▸ **Goal of the exercise**
Each record below should appear again exactly as written.

+++ Rows

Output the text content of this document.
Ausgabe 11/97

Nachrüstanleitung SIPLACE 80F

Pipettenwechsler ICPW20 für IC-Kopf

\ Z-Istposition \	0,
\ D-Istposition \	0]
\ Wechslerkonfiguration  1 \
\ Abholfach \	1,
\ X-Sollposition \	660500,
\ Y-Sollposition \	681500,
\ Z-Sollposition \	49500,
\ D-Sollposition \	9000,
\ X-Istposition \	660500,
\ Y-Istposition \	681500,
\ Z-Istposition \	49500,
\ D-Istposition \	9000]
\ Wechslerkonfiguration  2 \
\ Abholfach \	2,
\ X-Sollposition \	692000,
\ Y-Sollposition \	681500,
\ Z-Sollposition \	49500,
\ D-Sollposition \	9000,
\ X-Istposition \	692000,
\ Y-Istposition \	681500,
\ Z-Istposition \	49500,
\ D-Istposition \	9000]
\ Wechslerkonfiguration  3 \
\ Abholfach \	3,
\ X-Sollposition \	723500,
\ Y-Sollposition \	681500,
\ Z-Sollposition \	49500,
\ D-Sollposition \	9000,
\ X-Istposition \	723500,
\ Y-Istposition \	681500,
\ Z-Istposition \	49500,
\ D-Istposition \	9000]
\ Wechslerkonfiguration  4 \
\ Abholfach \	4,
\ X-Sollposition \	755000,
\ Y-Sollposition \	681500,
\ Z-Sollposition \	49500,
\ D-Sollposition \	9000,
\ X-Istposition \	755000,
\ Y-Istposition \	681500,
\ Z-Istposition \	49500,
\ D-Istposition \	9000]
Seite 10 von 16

++++++

▸ **Reply to the exercise**
Output the text content of this document.
Ausgabe 11/97

Nachrüstanleitung SIPLACE 80F

Pipettenwechsler ICPW20 für IC-Kopf

\ Z-Istposition \	0,
\ D-Istposition \	0]
\ Wechslerkonfiguration  1 \
\ Abholfach \	1,
\ X-Sollposition \	660500,
\ Y-Sollposition \	681500,
\ Z-Sollposition \	49500,
\ D-Sollposition \	9000,
\ X-Istposition \	660500,
\ Y-Istposition \	681500,
\ Z-Istposition \	49500,
\ D-Istposition \	9000]
\ Wechslerkonfiguration  2 \
\ Abholfach \	2,
\ X-Sollposition \	692000,
\ Y-Sollposition \	681500,
\ Z-Sollposition \	49500,
\ D-Sollposition \	9000,
\ X-Istposition \	692000,
\ Y-Istposition \	681500,
\ Z-Istposition \	49500,
\ D-Istposition \	9000]
\ Wechslerkonfiguration  3 \
\ Abholfach \	3,
\ X-Sollposition \	723500,
\ Y-Sollposition \	681500,
\ Z-Sollposition \	49500,
\ D-Sollposition \	9000,
\ X-Istposition \	723500,
\ Y-Istposition \	681500,
\ Z-Istposition \	49500,
\ D-Istposition \	9000]
\ Wechslerkonfiguration  4 \
\ Abholfach \	4,
\ X-Sollposition \	755000,
\ Y-Sollposition \	681500,
\ Z-Sollposition \	49500,
\ D-Sollposition \	9000,
\ X-Istposition \	755000,
\ Y-Istposition \	681500,
\ Z-Istposition \	49500,
\ D-Istposition \	9000]
Seite 10 von 16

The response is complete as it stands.